» **Task goal**
Return the full material exactly.
+++
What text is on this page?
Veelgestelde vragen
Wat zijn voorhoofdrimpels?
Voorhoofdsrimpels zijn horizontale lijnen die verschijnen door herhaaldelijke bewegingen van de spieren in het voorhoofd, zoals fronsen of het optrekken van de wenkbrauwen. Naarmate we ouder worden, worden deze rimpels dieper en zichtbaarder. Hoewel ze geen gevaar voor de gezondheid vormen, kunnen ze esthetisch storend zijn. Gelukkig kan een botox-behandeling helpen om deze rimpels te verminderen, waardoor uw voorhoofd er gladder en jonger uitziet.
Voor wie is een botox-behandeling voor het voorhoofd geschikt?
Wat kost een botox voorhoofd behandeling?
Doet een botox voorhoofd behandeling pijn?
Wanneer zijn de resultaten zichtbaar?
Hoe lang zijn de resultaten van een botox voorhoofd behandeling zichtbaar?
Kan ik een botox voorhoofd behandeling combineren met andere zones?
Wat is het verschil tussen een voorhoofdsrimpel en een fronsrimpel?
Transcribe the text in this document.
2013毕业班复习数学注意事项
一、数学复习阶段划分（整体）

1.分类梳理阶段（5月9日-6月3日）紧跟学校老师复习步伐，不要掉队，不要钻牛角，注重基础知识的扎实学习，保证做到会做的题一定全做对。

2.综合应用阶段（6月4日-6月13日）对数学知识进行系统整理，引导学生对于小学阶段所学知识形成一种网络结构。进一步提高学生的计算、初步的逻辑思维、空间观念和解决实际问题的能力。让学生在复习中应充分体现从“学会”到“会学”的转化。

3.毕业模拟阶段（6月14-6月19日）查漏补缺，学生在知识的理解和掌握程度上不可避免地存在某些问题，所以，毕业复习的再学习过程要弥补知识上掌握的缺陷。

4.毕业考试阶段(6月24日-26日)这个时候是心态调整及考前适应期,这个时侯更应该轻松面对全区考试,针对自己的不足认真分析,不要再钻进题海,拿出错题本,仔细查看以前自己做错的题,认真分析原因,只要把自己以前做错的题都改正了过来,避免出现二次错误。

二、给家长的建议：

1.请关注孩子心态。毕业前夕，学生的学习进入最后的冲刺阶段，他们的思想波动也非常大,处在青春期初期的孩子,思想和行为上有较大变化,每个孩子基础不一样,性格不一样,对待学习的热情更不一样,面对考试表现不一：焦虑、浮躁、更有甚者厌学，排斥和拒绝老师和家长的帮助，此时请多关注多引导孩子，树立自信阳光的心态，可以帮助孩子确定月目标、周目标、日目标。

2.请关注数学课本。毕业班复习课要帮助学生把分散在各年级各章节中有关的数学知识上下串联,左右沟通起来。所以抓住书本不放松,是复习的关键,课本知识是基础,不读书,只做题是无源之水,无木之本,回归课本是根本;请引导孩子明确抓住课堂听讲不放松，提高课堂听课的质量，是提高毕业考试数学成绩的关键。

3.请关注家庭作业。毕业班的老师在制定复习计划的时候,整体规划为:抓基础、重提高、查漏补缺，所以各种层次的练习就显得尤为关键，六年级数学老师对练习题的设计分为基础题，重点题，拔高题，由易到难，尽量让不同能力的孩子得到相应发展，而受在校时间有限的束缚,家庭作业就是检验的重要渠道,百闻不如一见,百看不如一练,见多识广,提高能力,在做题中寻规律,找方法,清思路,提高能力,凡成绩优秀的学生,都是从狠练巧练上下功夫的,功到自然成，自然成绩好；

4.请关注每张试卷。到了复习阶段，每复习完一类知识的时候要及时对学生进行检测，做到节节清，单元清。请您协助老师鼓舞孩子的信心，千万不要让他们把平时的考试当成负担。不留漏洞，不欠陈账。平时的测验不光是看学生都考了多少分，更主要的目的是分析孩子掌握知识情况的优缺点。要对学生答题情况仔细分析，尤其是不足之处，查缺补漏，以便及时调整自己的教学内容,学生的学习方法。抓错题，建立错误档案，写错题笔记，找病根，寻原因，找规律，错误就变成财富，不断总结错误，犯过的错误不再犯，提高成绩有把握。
+++
» **Exercise answer**
What text is on this page?
Veelgestelde vragen
Wat zijn voorhoofdrimpels?
Voorhoofdsrimpels zijn horizontale lijnen die verschijnen door herhaaldelijke bewegingen van de spieren in het voorhoofd, zoals fronsen of het optrekken van de wenkbrauwen. Naarmate we ouder worden, worden deze rimpels dieper en zichtbaarder. Hoewel ze geen gevaar voor de gezondheid vormen, kunnen ze esthetisch storend zijn. Gelukkig kan een botox-behandeling helpen om deze rimpels te verminderen, waardoor uw voorhoofd er gladder en jonger uitziet.
Voor wie is een botox-behandeling voor het voorhoofd geschikt?
Wat kost een botox voorhoofd behandeling?
Doet een botox voorhoofd behandeling pijn?
Wanneer zijn de resultaten zichtbaar?
Hoe lang zijn de resultaten van een botox voorhoofd behandeling zichtbaar?
Kan ik een botox voorhoofd behandeling combineren met andere zones?
Wat is het verschil tussen een voorhoofdsrimpel en een fronsrimpel?
Transcribe the text in this document.
2013毕业班复习数学注意事项
一、数学复习阶段划分（整体）

1.分类梳理阶段（5月9日-6月3日）紧跟学校老师复习步伐，不要掉队，不要钻牛角，注重基础知识的扎实学习，保证做到会做的题一定全做对。

2.综合应用阶段（6月4日-6月13日）对数学知识进行系统整理，引导学生对于小学阶段所学知识形成一种网络结构。进一步提高学生的计算、初步的逻辑思维、空间观念和解决实际问题的能力。让学生在复习中应充分体现从“学会”到“会学”的转化。

3.毕业模拟阶段（6月14-6月19日）查漏补缺，学生在知识的理解和掌握程度上不可避免地存在某些问题，所以，毕业复习的再学习过程要弥补知识上掌握的缺陷。

4.毕业考试阶段(6月24日-26日)这个时候是心态调整及考前适应期,这个时侯更应该轻松面对全区考试,针对自己的不足认真分析,不要再钻进题海,拿出错题本,仔细查看以前自己做错的题,认真分析原因,只要把自己以前做错的题都改正了过来,避免出现二次错误。

二、给家长的建议：

1.请关注孩子心态。毕业前夕，学生的学习进入最后的冲刺阶段，他们的思想波动也非常大,处在青春期初期的孩子,思想和行为上有较大变化,每个孩子基础不一样,性格不一样,对待学习的热情更不一样,面对考试表现不一：焦虑、浮躁、更有甚者厌学，排斥和拒绝老师和家长的帮助，此时请多关注多引导孩子，树立自信阳光的心态，可以帮助孩子确定月目标、周目标、日目标。

2.请关注数学课本。毕业班复习课要帮助学生把分散在各年级各章节中有关的数学知识上下串联,左右沟通起来。所以抓住书本不放松,是复习的关键,课本知识是基础,不读书,只做题是无源之水,无木之本,回归课本是根本;请引导孩子明确抓住课堂听讲不放松，提高课堂听课的质量，是提高毕业考试数学成绩的关键。

3.请关注家庭作业。毕业班的老师在制定复习计划的时候,整体规划为:抓基础、重提高、查漏补缺，所以各种层次的练习就显得尤为关键，六年级数学老师对练习题的设计分为基础题，重点题，拔高题，由易到难，尽量让不同能力的孩子得到相应发展，而受在校时间有限的束缚,家庭作业就是检验的重要渠道,百闻不如一见,百看不如一练,见多识广,提高能力,在做题中寻规律,找方法,清思路,提高能力,凡成绩优秀的学生,都是从狠练巧练上下功夫的,功到自然成，自然成绩好；

4.请关注每张试卷。到了复习阶段，每复习完一类知识的时候要及时对学生进行检测，做到节节清，单元清。请您协助老师鼓舞孩子的信心，千万不要让他们把平时的考试当成负担。不留漏洞，不欠陈账。平时的测验不光是看学生都考了多少分，更主要的目的是分析孩子掌握知识情况的优缺点。要对学生答题情况仔细分析，尤其是不足之处，查缺补漏，以便及时调整自己的教学内容,学生的学习方法。抓错题，建立错误档案，写错题笔记，找病根，寻原因，找规律，错误就变成财富，不断总结错误，犯过的错误不再犯，提高成绩有把握。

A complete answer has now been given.